EXTRACTED DATA =

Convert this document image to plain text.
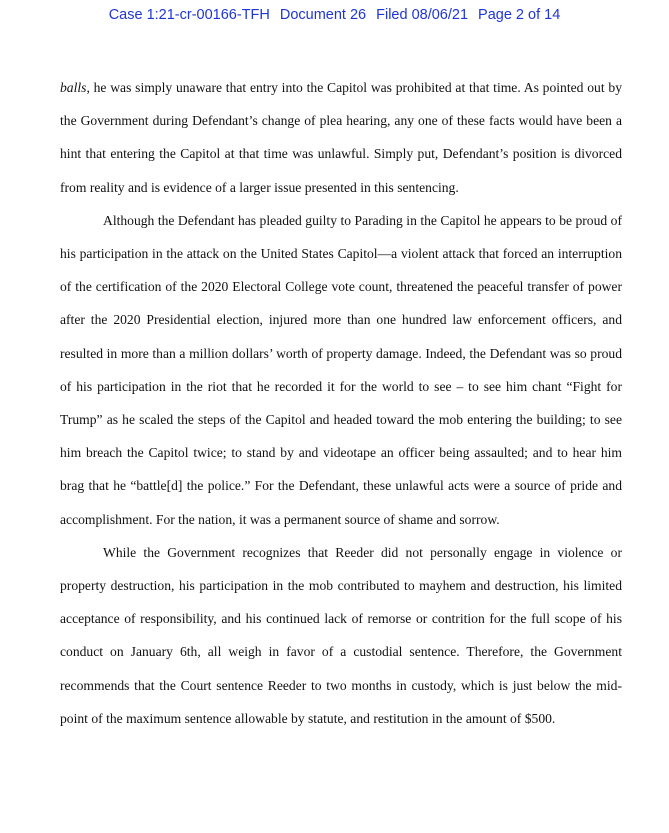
Case 1:21-cr-00166-TFH Document 26 Filed 08/06/21 Page 2 of 14

balls, he was simply unaware that entry into the Capitol was prohibited at that time. As pointed out by the Government during Defendant’s change of plea hearing, any one of these facts would have been a hint that entering the Capitol at that time was unlawful. Simply put, Defendant’s position is divorced from reality and is evidence of a larger issue presented in this sentencing.

Although the Defendant has pleaded guilty to Parading in the Capitol he appears to be proud of his participation in the attack on the United States Capitol—a violent attack that forced an interruption of the certification of the 2020 Electoral College vote count, threatened the peaceful transfer of power after the 2020 Presidential election, injured more than one hundred law enforcement officers, and resulted in more than a million dollars’ worth of property damage. Indeed, the Defendant was so proud of his participation in the riot that he recorded it for the world to see – to see him chant “Fight for Trump” as he scaled the steps of the Capitol and headed toward the mob entering the building; to see him breach the Capitol twice; to stand by and videotape an officer being assaulted; and to hear him brag that he “battle[d] the police.” For the Defendant, these unlawful acts were a source of pride and accomplishment. For the nation, it was a permanent source of shame and sorrow.

While the Government recognizes that Reeder did not personally engage in violence or property destruction, his participation in the mob contributed to mayhem and destruction, his limited acceptance of responsibility, and his continued lack of remorse or contrition for the full scope of his conduct on January 6th, all weigh in favor of a custodial sentence. Therefore, the Government recommends that the Court sentence Reeder to two months in custody, which is just below the mid-point of the maximum sentence allowable by statute, and restitution in the amount of $500.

EXERCISE INSTRUCTIONS = Copy every record above exactly, leaving out any pictures.

SOLVED PROBLEM =
Convert this document image to plain text.
Case 1:21-cr-00166-TFH Document 26 Filed 08/06/21 Page 2 of 14

balls, he was simply unaware that entry into the Capitol was prohibited at that time. As pointed out by the Government during Defendant’s change of plea hearing, any one of these facts would have been a hint that entering the Capitol at that time was unlawful. Simply put, Defendant’s position is divorced from reality and is evidence of a larger issue presented in this sentencing.

Although the Defendant has pleaded guilty to Parading in the Capitol he appears to be proud of his participation in the attack on the United States Capitol—a violent attack that forced an interruption of the certification of the 2020 Electoral College vote count, threatened the peaceful transfer of power after the 2020 Presidential election, injured more than one hundred law enforcement officers, and resulted in more than a million dollars’ worth of property damage. Indeed, the Defendant was so proud of his participation in the riot that he recorded it for the world to see – to see him chant “Fight for Trump” as he scaled the steps of the Capitol and headed toward the mob entering the building; to see him breach the Capitol twice; to stand by and videotape an officer being assaulted; and to hear him brag that he “battle[d] the police.” For the Defendant, these unlawful acts were a source of pride and accomplishment. For the nation, it was a permanent source of shame and sorrow.

While the Government recognizes that Reeder did not personally engage in violence or property destruction, his participation in the mob contributed to mayhem and destruction, his limited acceptance of responsibility, and his continued lack of remorse or contrition for the full scope of his conduct on January 6th, all weigh in favor of a custodial sentence. Therefore, the Government recommends that the Court sentence Reeder to two months in custody, which is just below the mid-point of the maximum sentence allowable by statute, and restitution in the amount of $500.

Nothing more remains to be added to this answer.